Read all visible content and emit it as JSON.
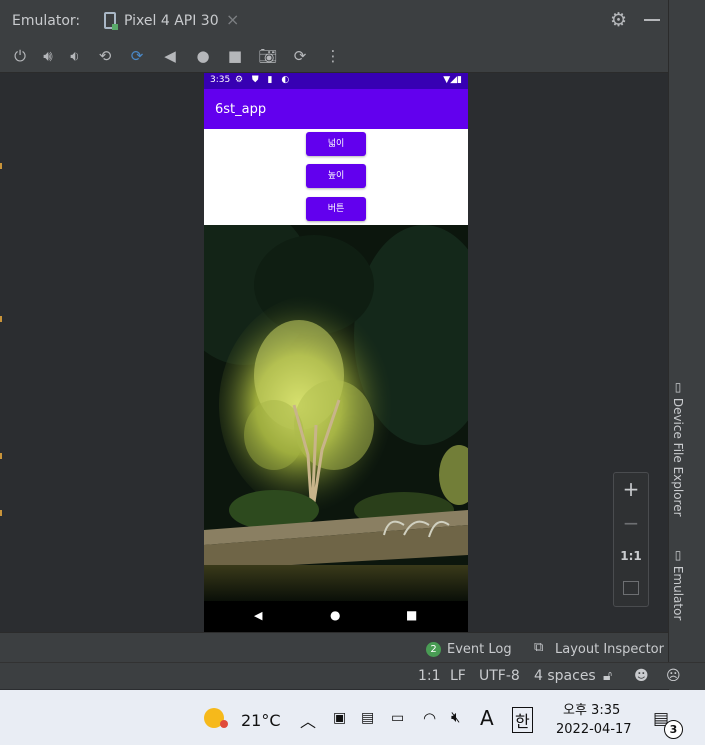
{
  "window": {
    "emulator_label": "Emulator:",
    "device_tab": "Pixel 4 API 30",
    "tab_close": "×",
    "side_tabs": [
      "Device File Explorer",
      "Emulator"
    ]
  },
  "toolbar_icons": [
    "power-icon",
    "volume-up-icon",
    "volume-down-icon",
    "rotate-left-icon",
    "rotate-right-icon",
    "back-icon",
    "home-icon",
    "overview-icon",
    "camera-icon",
    "snapshot-icon",
    "more-icon"
  ],
  "phone": {
    "status_time": "3:35",
    "app_title": "6st_app",
    "buttons": [
      "넓이",
      "높이",
      "버튼"
    ],
    "colors": {
      "primary": "#6200ee",
      "status": "#3700b3"
    }
  },
  "zoom_panel": {
    "zoom_in": "+",
    "zoom_out": "−",
    "actual_size": "1:1"
  },
  "tool_windows": {
    "event_log_count": "2",
    "event_log": "Event Log",
    "layout_inspector": "Layout Inspector"
  },
  "status_bar": {
    "position": "1:1",
    "line_sep": "LF",
    "encoding": "UTF-8",
    "indent": "4 spaces"
  },
  "taskbar": {
    "temperature": "21°C",
    "ime_letter": "A",
    "ime_lang": "한",
    "time": "오후 3:35",
    "date": "2022-04-17",
    "notification_count": "3"
  }
}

⁂

* [Exercise requirements] Retype every entry verbatim and exclude the pictures from the copy.

* [Expected answer]
Read all visible content and emit it as JSON.
{
  "window": {
    "emulator_label": "Emulator:",
    "device_tab": "Pixel 4 API 30",
    "tab_close": "×",
    "side_tabs": [
      "Device File Explorer",
      "Emulator"
    ]
  },
  "toolbar_icons": [
    "power-icon",
    "volume-up-icon",
    "volume-down-icon",
    "rotate-left-icon",
    "rotate-right-icon",
    "back-icon",
    "home-icon",
    "overview-icon",
    "camera-icon",
    "snapshot-icon",
    "more-icon"
  ],
  "phone": {
    "status_time": "3:35",
    "app_title": "6st_app",
    "buttons": [
      "넓이",
      "높이",
      "버튼"
    ],
    "colors": {
      "primary": "#6200ee",
      "status": "#3700b3"
    }
  },
  "zoom_panel": {
    "zoom_in": "+",
    "zoom_out": "−",
    "actual_size": "1:1"
  },
  "tool_windows": {
    "event_log_count": "2",
    "event_log": "Event Log",
    "layout_inspector": "Layout Inspector"
  },
  "status_bar": {
    "position": "1:1",
    "line_sep": "LF",
    "encoding": "UTF-8",
    "indent": "4 spaces"
  },
  "taskbar": {
    "temperature": "21°C",
    "ime_letter": "A",
    "ime_lang": "한",
    "time": "오후 3:35",
    "date": "2022-04-17",
    "notification_count": "3"
  }
}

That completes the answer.